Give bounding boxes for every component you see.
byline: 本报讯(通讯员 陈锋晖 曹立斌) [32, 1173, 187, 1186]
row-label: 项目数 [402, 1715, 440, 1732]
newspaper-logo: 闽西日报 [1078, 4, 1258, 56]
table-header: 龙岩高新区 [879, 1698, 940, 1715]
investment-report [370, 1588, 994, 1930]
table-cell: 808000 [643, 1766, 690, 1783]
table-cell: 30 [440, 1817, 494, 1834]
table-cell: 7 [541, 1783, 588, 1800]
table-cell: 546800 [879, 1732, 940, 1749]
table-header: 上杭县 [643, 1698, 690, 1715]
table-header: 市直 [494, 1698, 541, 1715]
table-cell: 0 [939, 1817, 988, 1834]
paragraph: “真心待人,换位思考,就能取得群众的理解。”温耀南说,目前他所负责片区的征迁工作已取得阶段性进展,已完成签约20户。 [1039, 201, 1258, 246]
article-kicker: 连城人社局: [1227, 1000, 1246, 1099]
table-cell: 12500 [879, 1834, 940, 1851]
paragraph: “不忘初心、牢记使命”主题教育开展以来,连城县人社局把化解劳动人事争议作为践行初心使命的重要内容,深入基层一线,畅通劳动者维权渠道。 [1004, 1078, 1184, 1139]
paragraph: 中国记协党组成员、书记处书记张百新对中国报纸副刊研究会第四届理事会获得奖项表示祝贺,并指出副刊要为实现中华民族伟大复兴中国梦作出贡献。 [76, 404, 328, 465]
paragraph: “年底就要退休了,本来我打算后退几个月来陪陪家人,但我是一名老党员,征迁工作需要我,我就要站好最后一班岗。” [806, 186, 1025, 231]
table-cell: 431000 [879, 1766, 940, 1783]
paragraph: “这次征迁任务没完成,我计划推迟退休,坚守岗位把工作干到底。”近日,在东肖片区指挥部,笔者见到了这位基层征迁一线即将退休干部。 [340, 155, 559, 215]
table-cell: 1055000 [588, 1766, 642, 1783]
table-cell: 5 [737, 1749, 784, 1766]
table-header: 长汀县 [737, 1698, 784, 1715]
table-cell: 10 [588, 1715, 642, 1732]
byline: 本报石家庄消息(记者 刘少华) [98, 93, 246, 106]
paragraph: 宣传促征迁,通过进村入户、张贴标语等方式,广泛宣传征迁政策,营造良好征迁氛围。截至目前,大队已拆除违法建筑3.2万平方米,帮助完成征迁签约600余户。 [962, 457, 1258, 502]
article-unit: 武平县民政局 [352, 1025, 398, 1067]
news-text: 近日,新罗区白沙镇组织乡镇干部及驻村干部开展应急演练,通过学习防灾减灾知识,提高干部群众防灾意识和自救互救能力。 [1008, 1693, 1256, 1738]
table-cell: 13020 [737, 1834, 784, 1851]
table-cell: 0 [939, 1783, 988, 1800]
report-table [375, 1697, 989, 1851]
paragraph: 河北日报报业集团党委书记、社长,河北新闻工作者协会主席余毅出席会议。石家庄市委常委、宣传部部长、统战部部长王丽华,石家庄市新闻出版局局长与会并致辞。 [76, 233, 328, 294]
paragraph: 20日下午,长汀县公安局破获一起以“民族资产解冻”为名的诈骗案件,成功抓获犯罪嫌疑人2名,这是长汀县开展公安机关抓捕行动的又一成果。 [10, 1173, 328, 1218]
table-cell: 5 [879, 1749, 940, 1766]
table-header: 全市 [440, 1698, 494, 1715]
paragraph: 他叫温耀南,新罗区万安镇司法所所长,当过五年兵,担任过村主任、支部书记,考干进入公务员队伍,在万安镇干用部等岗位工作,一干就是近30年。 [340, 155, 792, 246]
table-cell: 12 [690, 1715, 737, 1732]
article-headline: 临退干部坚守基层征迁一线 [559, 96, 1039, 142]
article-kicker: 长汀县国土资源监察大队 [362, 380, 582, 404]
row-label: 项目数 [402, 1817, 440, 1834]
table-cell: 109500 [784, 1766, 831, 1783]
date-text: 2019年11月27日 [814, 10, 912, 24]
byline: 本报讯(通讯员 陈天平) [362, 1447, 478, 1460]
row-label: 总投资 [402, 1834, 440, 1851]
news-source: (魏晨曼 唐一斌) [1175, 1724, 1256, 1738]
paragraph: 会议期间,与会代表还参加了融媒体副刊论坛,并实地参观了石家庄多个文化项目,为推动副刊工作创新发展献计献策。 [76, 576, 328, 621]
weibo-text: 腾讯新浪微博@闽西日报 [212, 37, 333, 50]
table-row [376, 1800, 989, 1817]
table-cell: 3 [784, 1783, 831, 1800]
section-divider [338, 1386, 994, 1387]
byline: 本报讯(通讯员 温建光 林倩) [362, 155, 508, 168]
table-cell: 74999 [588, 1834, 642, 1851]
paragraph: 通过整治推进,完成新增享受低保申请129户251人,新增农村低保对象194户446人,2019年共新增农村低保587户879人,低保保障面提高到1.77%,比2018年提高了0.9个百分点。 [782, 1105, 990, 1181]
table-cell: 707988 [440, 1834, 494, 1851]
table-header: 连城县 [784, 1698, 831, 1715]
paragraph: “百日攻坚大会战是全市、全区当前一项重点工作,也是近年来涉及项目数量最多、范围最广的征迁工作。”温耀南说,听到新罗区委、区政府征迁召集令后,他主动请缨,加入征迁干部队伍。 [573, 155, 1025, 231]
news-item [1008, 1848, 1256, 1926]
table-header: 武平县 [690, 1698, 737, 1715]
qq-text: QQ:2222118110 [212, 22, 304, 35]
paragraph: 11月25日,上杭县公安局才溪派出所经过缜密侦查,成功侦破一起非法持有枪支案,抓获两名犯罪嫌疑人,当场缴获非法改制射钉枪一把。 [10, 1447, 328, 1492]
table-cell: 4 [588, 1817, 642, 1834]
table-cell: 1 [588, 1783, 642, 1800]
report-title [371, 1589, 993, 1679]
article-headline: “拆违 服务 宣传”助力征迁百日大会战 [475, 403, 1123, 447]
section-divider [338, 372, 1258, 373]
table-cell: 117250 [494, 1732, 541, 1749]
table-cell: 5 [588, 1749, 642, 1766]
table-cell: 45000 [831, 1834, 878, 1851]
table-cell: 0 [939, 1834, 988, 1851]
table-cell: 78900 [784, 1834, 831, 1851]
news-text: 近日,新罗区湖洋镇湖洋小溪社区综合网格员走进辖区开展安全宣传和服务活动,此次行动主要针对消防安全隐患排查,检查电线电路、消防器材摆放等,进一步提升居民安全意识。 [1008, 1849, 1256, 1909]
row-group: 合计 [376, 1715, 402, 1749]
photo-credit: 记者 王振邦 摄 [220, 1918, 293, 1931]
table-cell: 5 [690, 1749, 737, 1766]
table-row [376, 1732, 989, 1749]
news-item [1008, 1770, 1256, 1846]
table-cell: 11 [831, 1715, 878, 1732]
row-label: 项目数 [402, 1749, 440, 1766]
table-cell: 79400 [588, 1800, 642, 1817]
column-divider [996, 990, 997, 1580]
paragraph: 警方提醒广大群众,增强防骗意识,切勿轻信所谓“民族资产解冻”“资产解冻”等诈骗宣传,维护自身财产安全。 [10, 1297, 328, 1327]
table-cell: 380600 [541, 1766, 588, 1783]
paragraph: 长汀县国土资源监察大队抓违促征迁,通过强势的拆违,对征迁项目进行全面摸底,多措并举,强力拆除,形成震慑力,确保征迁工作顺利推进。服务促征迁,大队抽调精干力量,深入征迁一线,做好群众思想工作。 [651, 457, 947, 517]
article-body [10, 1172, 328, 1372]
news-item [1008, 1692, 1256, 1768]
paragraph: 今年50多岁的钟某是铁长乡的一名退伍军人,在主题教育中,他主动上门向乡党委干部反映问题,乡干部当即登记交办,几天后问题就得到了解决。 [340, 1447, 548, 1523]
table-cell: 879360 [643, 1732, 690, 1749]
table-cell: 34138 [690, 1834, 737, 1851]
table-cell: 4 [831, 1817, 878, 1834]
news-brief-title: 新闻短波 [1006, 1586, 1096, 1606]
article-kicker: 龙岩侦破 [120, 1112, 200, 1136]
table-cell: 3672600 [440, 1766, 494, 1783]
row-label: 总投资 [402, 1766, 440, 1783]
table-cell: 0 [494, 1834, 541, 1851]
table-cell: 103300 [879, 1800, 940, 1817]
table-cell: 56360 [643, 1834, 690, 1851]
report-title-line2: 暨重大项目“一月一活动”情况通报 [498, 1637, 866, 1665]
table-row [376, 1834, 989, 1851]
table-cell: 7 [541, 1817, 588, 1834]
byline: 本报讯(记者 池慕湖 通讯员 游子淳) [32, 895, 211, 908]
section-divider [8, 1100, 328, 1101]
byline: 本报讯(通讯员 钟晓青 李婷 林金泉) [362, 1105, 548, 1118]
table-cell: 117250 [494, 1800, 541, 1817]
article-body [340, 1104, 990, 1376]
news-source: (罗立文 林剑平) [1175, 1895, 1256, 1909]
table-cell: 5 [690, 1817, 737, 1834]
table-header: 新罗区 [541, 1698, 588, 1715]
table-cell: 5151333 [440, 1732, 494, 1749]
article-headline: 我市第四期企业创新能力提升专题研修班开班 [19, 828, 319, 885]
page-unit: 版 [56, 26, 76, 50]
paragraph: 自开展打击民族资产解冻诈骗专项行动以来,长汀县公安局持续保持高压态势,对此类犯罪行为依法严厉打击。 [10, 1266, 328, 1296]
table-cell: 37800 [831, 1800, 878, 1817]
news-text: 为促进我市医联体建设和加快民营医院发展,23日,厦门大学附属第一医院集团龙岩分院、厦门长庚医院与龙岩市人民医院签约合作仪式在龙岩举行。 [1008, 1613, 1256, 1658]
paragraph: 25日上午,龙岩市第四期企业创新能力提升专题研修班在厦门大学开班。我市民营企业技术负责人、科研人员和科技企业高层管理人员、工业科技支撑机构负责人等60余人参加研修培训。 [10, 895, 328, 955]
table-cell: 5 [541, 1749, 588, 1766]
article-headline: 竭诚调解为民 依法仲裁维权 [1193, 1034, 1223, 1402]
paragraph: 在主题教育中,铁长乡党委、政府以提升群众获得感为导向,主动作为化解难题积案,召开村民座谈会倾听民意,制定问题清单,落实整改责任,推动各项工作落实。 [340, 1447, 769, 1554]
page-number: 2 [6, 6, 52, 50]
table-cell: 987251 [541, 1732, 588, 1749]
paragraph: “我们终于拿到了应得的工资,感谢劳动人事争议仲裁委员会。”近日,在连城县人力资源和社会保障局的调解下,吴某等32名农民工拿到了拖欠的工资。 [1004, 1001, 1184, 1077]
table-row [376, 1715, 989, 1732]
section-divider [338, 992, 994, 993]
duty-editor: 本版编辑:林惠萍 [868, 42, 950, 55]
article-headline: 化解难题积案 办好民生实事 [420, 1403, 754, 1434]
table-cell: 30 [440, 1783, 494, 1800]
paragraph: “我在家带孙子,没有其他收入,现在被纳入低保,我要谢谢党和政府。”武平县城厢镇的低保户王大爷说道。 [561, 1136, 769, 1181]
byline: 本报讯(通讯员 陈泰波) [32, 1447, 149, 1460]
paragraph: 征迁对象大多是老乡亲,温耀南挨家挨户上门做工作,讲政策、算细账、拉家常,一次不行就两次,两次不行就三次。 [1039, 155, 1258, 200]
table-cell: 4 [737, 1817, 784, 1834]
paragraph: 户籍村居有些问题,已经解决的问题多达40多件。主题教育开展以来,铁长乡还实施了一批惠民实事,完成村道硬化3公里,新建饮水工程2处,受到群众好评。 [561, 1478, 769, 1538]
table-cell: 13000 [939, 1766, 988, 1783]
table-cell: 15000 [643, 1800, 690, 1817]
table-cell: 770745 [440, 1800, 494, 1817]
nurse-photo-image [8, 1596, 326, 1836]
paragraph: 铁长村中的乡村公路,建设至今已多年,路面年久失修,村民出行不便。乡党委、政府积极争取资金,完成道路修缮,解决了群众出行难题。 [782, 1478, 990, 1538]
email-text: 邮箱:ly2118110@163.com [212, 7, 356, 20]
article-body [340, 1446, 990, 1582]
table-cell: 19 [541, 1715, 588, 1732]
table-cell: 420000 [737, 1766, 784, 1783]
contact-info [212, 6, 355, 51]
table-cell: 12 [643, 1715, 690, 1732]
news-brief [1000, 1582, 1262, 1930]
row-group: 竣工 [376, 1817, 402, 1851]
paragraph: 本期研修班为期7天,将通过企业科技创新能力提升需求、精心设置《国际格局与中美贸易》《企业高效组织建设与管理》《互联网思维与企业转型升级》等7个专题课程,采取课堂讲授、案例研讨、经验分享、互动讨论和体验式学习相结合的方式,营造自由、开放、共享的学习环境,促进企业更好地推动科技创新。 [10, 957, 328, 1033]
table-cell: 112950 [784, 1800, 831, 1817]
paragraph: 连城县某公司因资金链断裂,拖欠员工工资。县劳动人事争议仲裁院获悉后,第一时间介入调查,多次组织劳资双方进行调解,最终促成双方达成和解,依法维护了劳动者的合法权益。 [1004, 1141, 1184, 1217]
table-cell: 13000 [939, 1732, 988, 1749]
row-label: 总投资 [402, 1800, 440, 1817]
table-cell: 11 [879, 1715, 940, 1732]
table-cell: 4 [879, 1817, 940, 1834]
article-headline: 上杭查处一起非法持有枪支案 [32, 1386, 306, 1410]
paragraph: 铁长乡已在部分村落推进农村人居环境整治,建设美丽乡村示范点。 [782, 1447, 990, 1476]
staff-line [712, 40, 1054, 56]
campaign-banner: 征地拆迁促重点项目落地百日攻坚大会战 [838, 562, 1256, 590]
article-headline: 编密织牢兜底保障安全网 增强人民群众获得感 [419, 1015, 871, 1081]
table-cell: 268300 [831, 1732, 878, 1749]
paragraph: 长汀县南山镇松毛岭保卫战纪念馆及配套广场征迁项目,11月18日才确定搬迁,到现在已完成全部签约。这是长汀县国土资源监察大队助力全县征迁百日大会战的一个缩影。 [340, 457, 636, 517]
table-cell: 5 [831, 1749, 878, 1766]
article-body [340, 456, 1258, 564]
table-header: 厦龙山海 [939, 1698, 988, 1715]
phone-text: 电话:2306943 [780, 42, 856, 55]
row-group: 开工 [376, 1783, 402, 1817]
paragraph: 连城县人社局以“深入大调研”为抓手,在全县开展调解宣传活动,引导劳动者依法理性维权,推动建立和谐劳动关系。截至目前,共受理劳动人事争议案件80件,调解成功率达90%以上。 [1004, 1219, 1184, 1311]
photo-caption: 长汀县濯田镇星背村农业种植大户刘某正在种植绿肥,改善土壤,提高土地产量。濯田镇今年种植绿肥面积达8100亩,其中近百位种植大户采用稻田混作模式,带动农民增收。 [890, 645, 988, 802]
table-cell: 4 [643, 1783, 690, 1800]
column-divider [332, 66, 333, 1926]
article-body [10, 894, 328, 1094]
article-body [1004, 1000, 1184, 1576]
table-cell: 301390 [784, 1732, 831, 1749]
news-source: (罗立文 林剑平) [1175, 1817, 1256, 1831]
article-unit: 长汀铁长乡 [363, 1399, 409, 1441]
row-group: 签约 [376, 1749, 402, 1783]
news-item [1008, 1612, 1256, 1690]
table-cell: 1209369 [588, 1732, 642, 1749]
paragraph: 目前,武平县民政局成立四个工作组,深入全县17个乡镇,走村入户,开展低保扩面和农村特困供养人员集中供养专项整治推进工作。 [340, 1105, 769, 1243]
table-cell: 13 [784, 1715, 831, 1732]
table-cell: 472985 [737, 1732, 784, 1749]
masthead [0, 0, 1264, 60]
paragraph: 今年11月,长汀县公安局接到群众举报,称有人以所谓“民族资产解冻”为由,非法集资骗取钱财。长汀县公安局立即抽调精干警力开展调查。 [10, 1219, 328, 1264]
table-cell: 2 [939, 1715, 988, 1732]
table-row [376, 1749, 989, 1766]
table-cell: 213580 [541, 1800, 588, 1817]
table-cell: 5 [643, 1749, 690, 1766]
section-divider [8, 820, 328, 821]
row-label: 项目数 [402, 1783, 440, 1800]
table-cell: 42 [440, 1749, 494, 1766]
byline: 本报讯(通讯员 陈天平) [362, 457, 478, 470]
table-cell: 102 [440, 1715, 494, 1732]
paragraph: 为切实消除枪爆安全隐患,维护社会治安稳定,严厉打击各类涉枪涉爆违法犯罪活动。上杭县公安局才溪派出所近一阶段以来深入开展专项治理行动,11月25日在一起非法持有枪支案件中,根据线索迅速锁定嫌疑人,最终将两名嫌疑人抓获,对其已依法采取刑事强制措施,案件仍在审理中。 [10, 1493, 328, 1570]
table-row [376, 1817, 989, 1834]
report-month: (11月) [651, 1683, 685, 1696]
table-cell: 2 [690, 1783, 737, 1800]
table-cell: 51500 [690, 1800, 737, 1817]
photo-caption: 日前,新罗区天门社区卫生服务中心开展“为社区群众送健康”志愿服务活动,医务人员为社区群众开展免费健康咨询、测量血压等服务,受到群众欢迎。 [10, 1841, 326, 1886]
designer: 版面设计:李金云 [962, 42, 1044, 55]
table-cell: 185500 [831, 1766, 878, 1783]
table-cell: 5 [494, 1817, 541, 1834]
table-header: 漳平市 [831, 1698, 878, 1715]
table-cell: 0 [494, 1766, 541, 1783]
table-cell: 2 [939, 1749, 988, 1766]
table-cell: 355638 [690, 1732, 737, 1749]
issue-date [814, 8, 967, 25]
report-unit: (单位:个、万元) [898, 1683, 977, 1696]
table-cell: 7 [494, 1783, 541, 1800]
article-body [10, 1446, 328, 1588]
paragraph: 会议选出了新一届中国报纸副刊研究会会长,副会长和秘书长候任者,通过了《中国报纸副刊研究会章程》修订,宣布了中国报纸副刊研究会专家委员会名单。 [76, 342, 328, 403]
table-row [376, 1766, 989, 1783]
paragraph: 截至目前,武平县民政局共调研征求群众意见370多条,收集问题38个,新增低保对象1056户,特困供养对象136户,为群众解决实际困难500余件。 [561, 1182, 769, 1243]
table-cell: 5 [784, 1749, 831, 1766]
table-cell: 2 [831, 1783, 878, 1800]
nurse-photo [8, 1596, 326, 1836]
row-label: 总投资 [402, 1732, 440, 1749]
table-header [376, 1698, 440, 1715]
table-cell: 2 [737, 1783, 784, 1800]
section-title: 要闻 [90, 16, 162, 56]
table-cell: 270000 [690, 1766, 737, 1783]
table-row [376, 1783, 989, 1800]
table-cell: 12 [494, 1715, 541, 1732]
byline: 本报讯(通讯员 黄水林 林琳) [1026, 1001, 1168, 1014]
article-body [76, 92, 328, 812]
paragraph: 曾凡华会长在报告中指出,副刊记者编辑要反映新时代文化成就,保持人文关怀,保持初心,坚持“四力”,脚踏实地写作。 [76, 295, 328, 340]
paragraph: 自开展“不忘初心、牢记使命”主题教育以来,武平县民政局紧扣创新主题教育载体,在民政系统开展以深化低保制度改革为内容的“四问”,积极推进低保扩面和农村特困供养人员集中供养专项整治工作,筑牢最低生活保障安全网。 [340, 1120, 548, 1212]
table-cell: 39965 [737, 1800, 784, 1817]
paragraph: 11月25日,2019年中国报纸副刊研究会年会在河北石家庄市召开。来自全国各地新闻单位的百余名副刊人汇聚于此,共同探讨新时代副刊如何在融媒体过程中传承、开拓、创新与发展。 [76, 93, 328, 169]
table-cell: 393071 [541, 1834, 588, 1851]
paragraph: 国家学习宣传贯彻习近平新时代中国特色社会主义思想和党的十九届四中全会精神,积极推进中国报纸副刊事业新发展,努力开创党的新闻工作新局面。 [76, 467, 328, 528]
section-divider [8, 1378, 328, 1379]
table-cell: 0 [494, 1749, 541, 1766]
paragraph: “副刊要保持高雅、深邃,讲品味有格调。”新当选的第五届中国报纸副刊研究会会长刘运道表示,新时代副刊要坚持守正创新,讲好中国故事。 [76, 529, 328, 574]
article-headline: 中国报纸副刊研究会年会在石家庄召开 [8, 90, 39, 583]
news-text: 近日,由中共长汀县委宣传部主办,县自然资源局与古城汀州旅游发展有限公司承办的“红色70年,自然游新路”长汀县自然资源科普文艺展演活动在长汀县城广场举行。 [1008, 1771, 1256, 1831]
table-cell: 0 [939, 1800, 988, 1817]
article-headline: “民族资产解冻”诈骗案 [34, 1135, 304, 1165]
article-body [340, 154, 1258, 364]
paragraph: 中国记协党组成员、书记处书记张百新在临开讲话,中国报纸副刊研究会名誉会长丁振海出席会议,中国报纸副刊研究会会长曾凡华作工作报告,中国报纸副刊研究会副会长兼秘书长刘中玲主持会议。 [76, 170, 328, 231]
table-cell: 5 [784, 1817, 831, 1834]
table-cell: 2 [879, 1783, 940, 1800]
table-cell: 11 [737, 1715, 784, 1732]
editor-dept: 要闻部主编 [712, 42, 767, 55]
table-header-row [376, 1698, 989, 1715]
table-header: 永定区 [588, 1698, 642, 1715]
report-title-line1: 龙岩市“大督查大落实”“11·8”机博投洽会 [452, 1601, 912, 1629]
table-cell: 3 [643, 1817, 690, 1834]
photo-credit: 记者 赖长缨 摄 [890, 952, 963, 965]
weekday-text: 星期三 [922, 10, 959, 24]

====

**Task statement**
Duplicate the data from its first line through the line containing "table-cell: 0 [939, 1817, 988, 1834]", with both ends included.

**Written answer**
Give bounding boxes for every component you see.
byline: 本报讯(通讯员 陈锋晖 曹立斌) [32, 1173, 187, 1186]
row-label: 项目数 [402, 1715, 440, 1732]
newspaper-logo: 闽西日报 [1078, 4, 1258, 56]
table-header: 龙岩高新区 [879, 1698, 940, 1715]
investment-report [370, 1588, 994, 1930]
table-cell: 808000 [643, 1766, 690, 1783]
table-cell: 30 [440, 1817, 494, 1834]
table-cell: 7 [541, 1783, 588, 1800]
table-cell: 546800 [879, 1732, 940, 1749]
table-header: 上杭县 [643, 1698, 690, 1715]
table-header: 市直 [494, 1698, 541, 1715]
table-cell: 0 [939, 1817, 988, 1834]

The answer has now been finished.